> [Your instructions]: Restate all of the data exactly.

——

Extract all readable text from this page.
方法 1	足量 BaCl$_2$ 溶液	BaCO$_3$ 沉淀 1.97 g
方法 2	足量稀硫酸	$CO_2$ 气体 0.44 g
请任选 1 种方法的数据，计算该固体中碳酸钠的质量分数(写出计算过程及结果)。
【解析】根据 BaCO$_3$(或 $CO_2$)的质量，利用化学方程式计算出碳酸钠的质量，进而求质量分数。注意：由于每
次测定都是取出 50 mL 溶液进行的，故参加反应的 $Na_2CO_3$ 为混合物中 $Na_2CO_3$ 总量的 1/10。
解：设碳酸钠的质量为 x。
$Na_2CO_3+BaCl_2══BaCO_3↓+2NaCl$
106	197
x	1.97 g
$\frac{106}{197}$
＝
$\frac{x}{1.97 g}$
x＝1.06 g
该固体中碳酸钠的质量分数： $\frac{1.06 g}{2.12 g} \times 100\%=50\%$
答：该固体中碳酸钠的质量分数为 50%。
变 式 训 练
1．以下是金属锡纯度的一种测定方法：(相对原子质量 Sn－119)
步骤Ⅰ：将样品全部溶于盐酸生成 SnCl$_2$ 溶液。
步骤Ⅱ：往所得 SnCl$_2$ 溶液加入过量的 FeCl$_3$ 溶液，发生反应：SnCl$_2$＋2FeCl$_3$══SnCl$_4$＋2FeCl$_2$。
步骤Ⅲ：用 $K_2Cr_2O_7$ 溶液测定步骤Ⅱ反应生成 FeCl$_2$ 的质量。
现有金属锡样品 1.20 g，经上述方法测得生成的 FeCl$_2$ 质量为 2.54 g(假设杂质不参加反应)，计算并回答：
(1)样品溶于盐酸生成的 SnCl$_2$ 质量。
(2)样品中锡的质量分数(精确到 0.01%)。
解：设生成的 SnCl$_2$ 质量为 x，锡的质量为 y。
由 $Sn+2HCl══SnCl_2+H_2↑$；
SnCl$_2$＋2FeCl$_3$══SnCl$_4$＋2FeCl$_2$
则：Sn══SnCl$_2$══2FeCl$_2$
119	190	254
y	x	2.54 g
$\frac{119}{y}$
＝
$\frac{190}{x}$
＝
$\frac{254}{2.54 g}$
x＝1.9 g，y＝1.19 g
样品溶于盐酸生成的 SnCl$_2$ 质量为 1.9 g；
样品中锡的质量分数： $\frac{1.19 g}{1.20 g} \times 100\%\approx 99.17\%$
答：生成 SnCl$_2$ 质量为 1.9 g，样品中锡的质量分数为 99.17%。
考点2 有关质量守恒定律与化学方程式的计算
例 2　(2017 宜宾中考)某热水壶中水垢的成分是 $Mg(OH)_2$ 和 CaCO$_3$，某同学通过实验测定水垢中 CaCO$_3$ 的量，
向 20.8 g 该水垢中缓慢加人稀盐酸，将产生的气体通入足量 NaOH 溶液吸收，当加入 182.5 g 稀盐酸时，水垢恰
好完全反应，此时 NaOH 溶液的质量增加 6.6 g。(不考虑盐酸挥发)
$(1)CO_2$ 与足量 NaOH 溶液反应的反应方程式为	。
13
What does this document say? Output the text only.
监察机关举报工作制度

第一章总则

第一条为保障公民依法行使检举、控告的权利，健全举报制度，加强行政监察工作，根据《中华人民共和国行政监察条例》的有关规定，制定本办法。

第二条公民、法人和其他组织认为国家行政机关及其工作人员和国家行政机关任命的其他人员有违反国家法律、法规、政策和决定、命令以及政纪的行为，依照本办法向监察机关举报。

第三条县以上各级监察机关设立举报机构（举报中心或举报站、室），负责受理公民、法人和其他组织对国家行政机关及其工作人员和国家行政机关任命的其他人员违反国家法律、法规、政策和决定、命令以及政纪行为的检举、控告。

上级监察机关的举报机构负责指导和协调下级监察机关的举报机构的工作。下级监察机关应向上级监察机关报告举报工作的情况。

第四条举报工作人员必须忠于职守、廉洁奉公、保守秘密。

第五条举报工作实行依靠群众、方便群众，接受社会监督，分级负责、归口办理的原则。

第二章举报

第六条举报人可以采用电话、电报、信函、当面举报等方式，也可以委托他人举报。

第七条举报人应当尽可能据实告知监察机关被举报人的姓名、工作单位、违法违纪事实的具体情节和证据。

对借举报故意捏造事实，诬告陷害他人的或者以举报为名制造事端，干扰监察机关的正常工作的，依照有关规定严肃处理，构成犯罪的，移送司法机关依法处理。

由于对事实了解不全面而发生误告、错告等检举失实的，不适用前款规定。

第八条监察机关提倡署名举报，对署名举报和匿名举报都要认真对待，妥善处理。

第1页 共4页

——

> [Solved exercise]:
Extract all readable text from this page.
方法 1	足量 BaCl$_2$ 溶液	BaCO$_3$ 沉淀 1.97 g
方法 2	足量稀硫酸	$CO_2$ 气体 0.44 g
请任选 1 种方法的数据，计算该固体中碳酸钠的质量分数(写出计算过程及结果)。
【解析】根据 BaCO$_3$(或 $CO_2$)的质量，利用化学方程式计算出碳酸钠的质量，进而求质量分数。注意：由于每
次测定都是取出 50 mL 溶液进行的，故参加反应的 $Na_2CO_3$ 为混合物中 $Na_2CO_3$ 总量的 1/10。
解：设碳酸钠的质量为 x。
$Na_2CO_3+BaCl_2══BaCO_3↓+2NaCl$
106	197
x	1.97 g
$\frac{106}{197}$
＝
$\frac{x}{1.97 g}$
x＝1.06 g
该固体中碳酸钠的质量分数： $\frac{1.06 g}{2.12 g} \times 100\%=50\%$
答：该固体中碳酸钠的质量分数为 50%。
变 式 训 练
1．以下是金属锡纯度的一种测定方法：(相对原子质量 Sn－119)
步骤Ⅰ：将样品全部溶于盐酸生成 SnCl$_2$ 溶液。
步骤Ⅱ：往所得 SnCl$_2$ 溶液加入过量的 FeCl$_3$ 溶液，发生反应：SnCl$_2$＋2FeCl$_3$══SnCl$_4$＋2FeCl$_2$。
步骤Ⅲ：用 $K_2Cr_2O_7$ 溶液测定步骤Ⅱ反应生成 FeCl$_2$ 的质量。
现有金属锡样品 1.20 g，经上述方法测得生成的 FeCl$_2$ 质量为 2.54 g(假设杂质不参加反应)，计算并回答：
(1)样品溶于盐酸生成的 SnCl$_2$ 质量。
(2)样品中锡的质量分数(精确到 0.01%)。
解：设生成的 SnCl$_2$ 质量为 x，锡的质量为 y。
由 $Sn+2HCl══SnCl_2+H_2↑$；
SnCl$_2$＋2FeCl$_3$══SnCl$_4$＋2FeCl$_2$
则：Sn══SnCl$_2$══2FeCl$_2$
119	190	254
y	x	2.54 g
$\frac{119}{y}$
＝
$\frac{190}{x}$
＝
$\frac{254}{2.54 g}$
x＝1.9 g，y＝1.19 g
样品溶于盐酸生成的 SnCl$_2$ 质量为 1.9 g；
样品中锡的质量分数： $\frac{1.19 g}{1.20 g} \times 100\%\approx 99.17\%$
答：生成 SnCl$_2$ 质量为 1.9 g，样品中锡的质量分数为 99.17%。
考点2 有关质量守恒定律与化学方程式的计算
例 2　(2017 宜宾中考)某热水壶中水垢的成分是 $Mg(OH)_2$ 和 CaCO$_3$，某同学通过实验测定水垢中 CaCO$_3$ 的量，
向 20.8 g 该水垢中缓慢加人稀盐酸，将产生的气体通入足量 NaOH 溶液吸收，当加入 182.5 g 稀盐酸时，水垢恰
好完全反应，此时 NaOH 溶液的质量增加 6.6 g。(不考虑盐酸挥发)
$(1)CO_2$ 与足量 NaOH 溶液反应的反应方程式为	。
13
What does this document say? Output the text only.
监察机关举报工作制度

第一章总则

第一条为保障公民依法行使检举、控告的权利，健全举报制度，加强行政监察工作，根据《中华人民共和国行政监察条例》的有关规定，制定本办法。

第二条公民、法人和其他组织认为国家行政机关及其工作人员和国家行政机关任命的其他人员有违反国家法律、法规、政策和决定、命令以及政纪的行为，依照本办法向监察机关举报。

第三条县以上各级监察机关设立举报机构（举报中心或举报站、室），负责受理公民、法人和其他组织对国家行政机关及其工作人员和国家行政机关任命的其他人员违反国家法律、法规、政策和决定、命令以及政纪行为的检举、控告。

上级监察机关的举报机构负责指导和协调下级监察机关的举报机构的工作。下级监察机关应向上级监察机关报告举报工作的情况。

第四条举报工作人员必须忠于职守、廉洁奉公、保守秘密。

第五条举报工作实行依靠群众、方便群众，接受社会监督，分级负责、归口办理的原则。

第二章举报

第六条举报人可以采用电话、电报、信函、当面举报等方式，也可以委托他人举报。

第七条举报人应当尽可能据实告知监察机关被举报人的姓名、工作单位、违法违纪事实的具体情节和证据。

对借举报故意捏造事实，诬告陷害他人的或者以举报为名制造事端，干扰监察机关的正常工作的，依照有关规定严肃处理，构成犯罪的，移送司法机关依法处理。

由于对事实了解不全面而发生误告、错告等检举失实的，不适用前款规定。

第八条监察机关提倡署名举报，对署名举报和匿名举报都要认真对待，妥善处理。

第1页 共4页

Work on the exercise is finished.